Supplied material
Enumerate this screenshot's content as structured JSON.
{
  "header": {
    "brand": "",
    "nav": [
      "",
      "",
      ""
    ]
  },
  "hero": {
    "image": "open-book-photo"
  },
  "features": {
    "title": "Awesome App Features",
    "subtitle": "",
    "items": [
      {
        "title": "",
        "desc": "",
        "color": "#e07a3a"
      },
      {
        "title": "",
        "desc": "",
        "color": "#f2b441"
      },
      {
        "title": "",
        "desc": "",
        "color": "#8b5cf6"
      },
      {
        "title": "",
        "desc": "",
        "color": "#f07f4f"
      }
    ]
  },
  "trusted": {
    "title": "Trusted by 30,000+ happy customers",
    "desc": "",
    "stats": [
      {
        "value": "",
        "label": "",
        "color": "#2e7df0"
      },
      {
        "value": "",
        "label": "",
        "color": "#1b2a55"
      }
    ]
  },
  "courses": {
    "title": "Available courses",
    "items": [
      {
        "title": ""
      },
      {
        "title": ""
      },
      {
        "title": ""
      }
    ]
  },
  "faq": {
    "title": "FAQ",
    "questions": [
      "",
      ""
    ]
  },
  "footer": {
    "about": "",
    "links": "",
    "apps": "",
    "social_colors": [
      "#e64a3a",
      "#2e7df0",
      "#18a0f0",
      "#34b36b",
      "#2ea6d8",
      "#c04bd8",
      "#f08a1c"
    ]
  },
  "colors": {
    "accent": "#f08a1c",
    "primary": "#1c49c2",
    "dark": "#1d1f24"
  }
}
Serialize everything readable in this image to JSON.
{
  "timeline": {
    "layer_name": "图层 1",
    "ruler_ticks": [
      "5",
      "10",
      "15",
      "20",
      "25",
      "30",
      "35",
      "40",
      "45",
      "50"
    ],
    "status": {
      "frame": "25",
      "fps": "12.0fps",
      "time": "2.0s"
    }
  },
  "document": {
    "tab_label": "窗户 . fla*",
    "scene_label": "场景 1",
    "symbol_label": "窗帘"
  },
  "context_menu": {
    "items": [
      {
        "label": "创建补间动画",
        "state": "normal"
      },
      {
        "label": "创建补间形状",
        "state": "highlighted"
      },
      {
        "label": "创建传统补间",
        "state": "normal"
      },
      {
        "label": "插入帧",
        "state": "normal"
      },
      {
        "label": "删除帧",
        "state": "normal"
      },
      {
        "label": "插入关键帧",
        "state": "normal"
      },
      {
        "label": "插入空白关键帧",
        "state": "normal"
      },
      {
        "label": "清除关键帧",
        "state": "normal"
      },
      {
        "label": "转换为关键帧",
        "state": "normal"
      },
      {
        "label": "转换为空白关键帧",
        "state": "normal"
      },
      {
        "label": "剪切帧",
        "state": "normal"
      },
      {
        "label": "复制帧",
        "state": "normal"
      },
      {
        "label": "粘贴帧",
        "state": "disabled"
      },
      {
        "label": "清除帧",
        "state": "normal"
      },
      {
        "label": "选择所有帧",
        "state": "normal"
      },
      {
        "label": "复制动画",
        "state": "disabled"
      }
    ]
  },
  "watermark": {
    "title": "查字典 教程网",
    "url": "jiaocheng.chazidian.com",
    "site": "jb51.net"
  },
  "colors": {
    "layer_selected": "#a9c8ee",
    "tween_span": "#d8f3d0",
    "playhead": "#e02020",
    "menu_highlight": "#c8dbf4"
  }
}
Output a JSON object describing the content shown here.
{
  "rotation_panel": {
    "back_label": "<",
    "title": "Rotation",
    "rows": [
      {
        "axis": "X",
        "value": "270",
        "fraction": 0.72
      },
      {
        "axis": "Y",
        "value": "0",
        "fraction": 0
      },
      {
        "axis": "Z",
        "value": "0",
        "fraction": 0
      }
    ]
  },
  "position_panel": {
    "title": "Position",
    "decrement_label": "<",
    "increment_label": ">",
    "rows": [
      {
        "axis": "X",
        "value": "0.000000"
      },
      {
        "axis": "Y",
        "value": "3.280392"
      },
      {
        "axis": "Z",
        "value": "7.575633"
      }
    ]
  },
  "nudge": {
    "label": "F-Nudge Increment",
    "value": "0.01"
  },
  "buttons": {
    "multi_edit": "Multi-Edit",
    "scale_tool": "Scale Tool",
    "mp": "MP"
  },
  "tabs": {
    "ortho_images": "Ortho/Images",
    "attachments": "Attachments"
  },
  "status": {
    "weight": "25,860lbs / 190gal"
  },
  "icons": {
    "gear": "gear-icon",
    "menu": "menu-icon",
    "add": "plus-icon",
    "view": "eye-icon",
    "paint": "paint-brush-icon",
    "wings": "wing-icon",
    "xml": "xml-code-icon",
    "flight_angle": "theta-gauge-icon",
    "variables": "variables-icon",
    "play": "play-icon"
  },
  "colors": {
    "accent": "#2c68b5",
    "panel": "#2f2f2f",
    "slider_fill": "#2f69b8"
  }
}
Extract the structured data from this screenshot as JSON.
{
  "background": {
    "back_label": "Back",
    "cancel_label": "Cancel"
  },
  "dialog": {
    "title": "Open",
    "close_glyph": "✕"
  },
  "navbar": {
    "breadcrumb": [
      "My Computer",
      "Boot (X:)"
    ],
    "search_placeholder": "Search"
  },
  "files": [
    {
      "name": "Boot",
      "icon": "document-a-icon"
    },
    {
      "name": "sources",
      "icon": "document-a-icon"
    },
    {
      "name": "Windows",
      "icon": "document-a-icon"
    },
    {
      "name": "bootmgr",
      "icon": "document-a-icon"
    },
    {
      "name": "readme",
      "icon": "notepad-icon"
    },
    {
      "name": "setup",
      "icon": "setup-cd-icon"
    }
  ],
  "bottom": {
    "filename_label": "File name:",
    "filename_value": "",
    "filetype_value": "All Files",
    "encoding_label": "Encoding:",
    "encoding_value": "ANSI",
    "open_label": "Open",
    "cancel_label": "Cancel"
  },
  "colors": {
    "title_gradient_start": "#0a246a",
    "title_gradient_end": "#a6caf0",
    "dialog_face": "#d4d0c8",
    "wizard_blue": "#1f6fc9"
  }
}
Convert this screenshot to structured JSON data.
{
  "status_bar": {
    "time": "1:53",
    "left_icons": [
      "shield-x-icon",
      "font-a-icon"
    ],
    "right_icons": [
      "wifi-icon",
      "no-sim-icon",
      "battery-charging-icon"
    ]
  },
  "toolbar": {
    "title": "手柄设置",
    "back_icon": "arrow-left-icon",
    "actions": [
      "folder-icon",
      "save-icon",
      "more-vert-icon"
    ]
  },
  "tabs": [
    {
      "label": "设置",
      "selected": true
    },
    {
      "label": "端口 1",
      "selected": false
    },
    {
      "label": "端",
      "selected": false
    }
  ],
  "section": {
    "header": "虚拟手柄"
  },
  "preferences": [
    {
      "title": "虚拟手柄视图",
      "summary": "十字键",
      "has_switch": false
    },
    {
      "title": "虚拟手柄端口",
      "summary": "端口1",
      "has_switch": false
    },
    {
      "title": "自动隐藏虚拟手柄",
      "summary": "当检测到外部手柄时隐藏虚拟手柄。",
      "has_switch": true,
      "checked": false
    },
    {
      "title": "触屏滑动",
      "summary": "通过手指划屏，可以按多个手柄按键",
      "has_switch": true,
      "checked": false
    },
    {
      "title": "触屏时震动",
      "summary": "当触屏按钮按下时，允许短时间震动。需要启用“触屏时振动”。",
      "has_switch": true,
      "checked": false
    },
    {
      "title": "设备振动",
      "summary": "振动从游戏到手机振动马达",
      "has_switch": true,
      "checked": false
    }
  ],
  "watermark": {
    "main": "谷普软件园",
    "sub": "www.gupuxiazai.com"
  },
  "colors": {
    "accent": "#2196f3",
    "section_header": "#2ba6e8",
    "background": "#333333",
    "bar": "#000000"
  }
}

Challenge
Return the listing above in full, character for character.

Task output
Enumerate this screenshot's content as structured JSON.
{
  "header": {
    "brand": "",
    "nav": [
      "",
      "",
      ""
    ]
  },
  "hero": {
    "image": "open-book-photo"
  },
  "features": {
    "title": "Awesome App Features",
    "subtitle": "",
    "items": [
      {
        "title": "",
        "desc": "",
        "color": "#e07a3a"
      },
      {
        "title": "",
        "desc": "",
        "color": "#f2b441"
      },
      {
        "title": "",
        "desc": "",
        "color": "#8b5cf6"
      },
      {
        "title": "",
        "desc": "",
        "color": "#f07f4f"
      }
    ]
  },
  "trusted": {
    "title": "Trusted by 30,000+ happy customers",
    "desc": "",
    "stats": [
      {
        "value": "",
        "label": "",
        "color": "#2e7df0"
      },
      {
        "value": "",
        "label": "",
        "color": "#1b2a55"
      }
    ]
  },
  "courses": {
    "title": "Available courses",
    "items": [
      {
        "title": ""
      },
      {
        "title": ""
      },
      {
        "title": ""
      }
    ]
  },
  "faq": {
    "title": "FAQ",
    "questions": [
      "",
      ""
    ]
  },
  "footer": {
    "about": "",
    "links": "",
    "apps": "",
    "social_colors": [
      "#e64a3a",
      "#2e7df0",
      "#18a0f0",
      "#34b36b",
      "#2ea6d8",
      "#c04bd8",
      "#f08a1c"
    ]
  },
  "colors": {
    "accent": "#f08a1c",
    "primary": "#1c49c2",
    "dark": "#1d1f24"
  }
}
Serialize everything readable in this image to JSON.
{
  "timeline": {
    "layer_name": "图层 1",
    "ruler_ticks": [
      "5",
      "10",
      "15",
      "20",
      "25",
      "30",
      "35",
      "40",
      "45",
      "50"
    ],
    "status": {
      "frame": "25",
      "fps": "12.0fps",
      "time": "2.0s"
    }
  },
  "document": {
    "tab_label": "窗户 . fla*",
    "scene_label": "场景 1",
    "symbol_label": "窗帘"
  },
  "context_menu": {
    "items": [
      {
        "label": "创建补间动画",
        "state": "normal"
      },
      {
        "label": "创建补间形状",
        "state": "highlighted"
      },
      {
        "label": "创建传统补间",
        "state": "normal"
      },
      {
        "label": "插入帧",
        "state": "normal"
      },
      {
        "label": "删除帧",
        "state": "normal"
      },
      {
        "label": "插入关键帧",
        "state": "normal"
      },
      {
        "label": "插入空白关键帧",
        "state": "normal"
      },
      {
        "label": "清除关键帧",
        "state": "normal"
      },
      {
        "label": "转换为关键帧",
        "state": "normal"
      },
      {
        "label": "转换为空白关键帧",
        "state": "normal"
      },
      {
        "label": "剪切帧",
        "state": "normal"
      },
      {
        "label": "复制帧",
        "state": "normal"
      },
      {
        "label": "粘贴帧",
        "state": "disabled"
      },
      {
        "label": "清除帧",
        "state": "normal"
      },
      {
        "label": "选择所有帧",
        "state": "normal"
      },
      {
        "label": "复制动画",
        "state": "disabled"
      }
    ]
  },
  "watermark": {
    "title": "查字典 教程网",
    "url": "jiaocheng.chazidian.com",
    "site": "jb51.net"
  },
  "colors": {
    "layer_selected": "#a9c8ee",
    "tween_span": "#d8f3d0",
    "playhead": "#e02020",
    "menu_highlight": "#c8dbf4"
  }
}
Output a JSON object describing the content shown here.
{
  "rotation_panel": {
    "back_label": "<",
    "title": "Rotation",
    "rows": [
      {
        "axis": "X",
        "value": "270",
        "fraction": 0.72
      },
      {
        "axis": "Y",
        "value": "0",
        "fraction": 0
      },
      {
        "axis": "Z",
        "value": "0",
        "fraction": 0
      }
    ]
  },
  "position_panel": {
    "title": "Position",
    "decrement_label": "<",
    "increment_label": ">",
    "rows": [
      {
        "axis": "X",
        "value": "0.000000"
      },
      {
        "axis": "Y",
        "value": "3.280392"
      },
      {
        "axis": "Z",
        "value": "7.575633"
      }
    ]
  },
  "nudge": {
    "label": "F-Nudge Increment",
    "value": "0.01"
  },
  "buttons": {
    "multi_edit": "Multi-Edit",
    "scale_tool": "Scale Tool",
    "mp": "MP"
  },
  "tabs": {
    "ortho_images": "Ortho/Images",
    "attachments": "Attachments"
  },
  "status": {
    "weight": "25,860lbs / 190gal"
  },
  "icons": {
    "gear": "gear-icon",
    "menu": "menu-icon",
    "add": "plus-icon",
    "view": "eye-icon",
    "paint": "paint-brush-icon",
    "wings": "wing-icon",
    "xml": "xml-code-icon",
    "flight_angle": "theta-gauge-icon",
    "variables": "variables-icon",
    "play": "play-icon"
  },
  "colors": {
    "accent": "#2c68b5",
    "panel": "#2f2f2f",
    "slider_fill": "#2f69b8"
  }
}
Extract the structured data from this screenshot as JSON.
{
  "background": {
    "back_label": "Back",
    "cancel_label": "Cancel"
  },
  "dialog": {
    "title": "Open",
    "close_glyph": "✕"
  },
  "navbar": {
    "breadcrumb": [
      "My Computer",
      "Boot (X:)"
    ],
    "search_placeholder": "Search"
  },
  "files": [
    {
      "name": "Boot",
      "icon": "document-a-icon"
    },
    {
      "name": "sources",
      "icon": "document-a-icon"
    },
    {
      "name": "Windows",
      "icon": "document-a-icon"
    },
    {
      "name": "bootmgr",
      "icon": "document-a-icon"
    },
    {
      "name": "readme",
      "icon": "notepad-icon"
    },
    {
      "name": "setup",
      "icon": "setup-cd-icon"
    }
  ],
  "bottom": {
    "filename_label": "File name:",
    "filename_value": "",
    "filetype_value": "All Files",
    "encoding_label": "Encoding:",
    "encoding_value": "ANSI",
    "open_label": "Open",
    "cancel_label": "Cancel"
  },
  "colors": {
    "title_gradient_start": "#0a246a",
    "title_gradient_end": "#a6caf0",
    "dialog_face": "#d4d0c8",
    "wizard_blue": "#1f6fc9"
  }
}
Convert this screenshot to structured JSON data.
{
  "status_bar": {
    "time": "1:53",
    "left_icons": [
      "shield-x-icon",
      "font-a-icon"
    ],
    "right_icons": [
      "wifi-icon",
      "no-sim-icon",
      "battery-charging-icon"
    ]
  },
  "toolbar": {
    "title": "手柄设置",
    "back_icon": "arrow-left-icon",
    "actions": [
      "folder-icon",
      "save-icon",
      "more-vert-icon"
    ]
  },
  "tabs": [
    {
      "label": "设置",
      "selected": true
    },
    {
      "label": "端口 1",
      "selected": false
    },
    {
      "label": "端",
      "selected": false
    }
  ],
  "section": {
    "header": "虚拟手柄"
  },
  "preferences": [
    {
      "title": "虚拟手柄视图",
      "summary": "十字键",
      "has_switch": false
    },
    {
      "title": "虚拟手柄端口",
      "summary": "端口1",
      "has_switch": false
    },
    {
      "title": "自动隐藏虚拟手柄",
      "summary": "当检测到外部手柄时隐藏虚拟手柄。",
      "has_switch": true,
      "checked": false
    },
    {
      "title": "触屏滑动",
      "summary": "通过手指划屏，可以按多个手柄按键",
      "has_switch": true,
      "checked": false
    },
    {
      "title": "触屏时震动",
      "summary": "当触屏按钮按下时，允许短时间震动。需要启用“触屏时振动”。",
      "has_switch": true,
      "checked": false
    },
    {
      "title": "设备振动",
      "summary": "振动从游戏到手机振动马达",
      "has_switch": true,
      "checked": false
    }
  ],
  "watermark": {
    "main": "谷普软件园",
    "sub": "www.gupuxiazai.com"
  },
  "colors": {
    "accent": "#2196f3",
    "section_header": "#2ba6e8",
    "background": "#333333",
    "bar": "#000000"
  }
}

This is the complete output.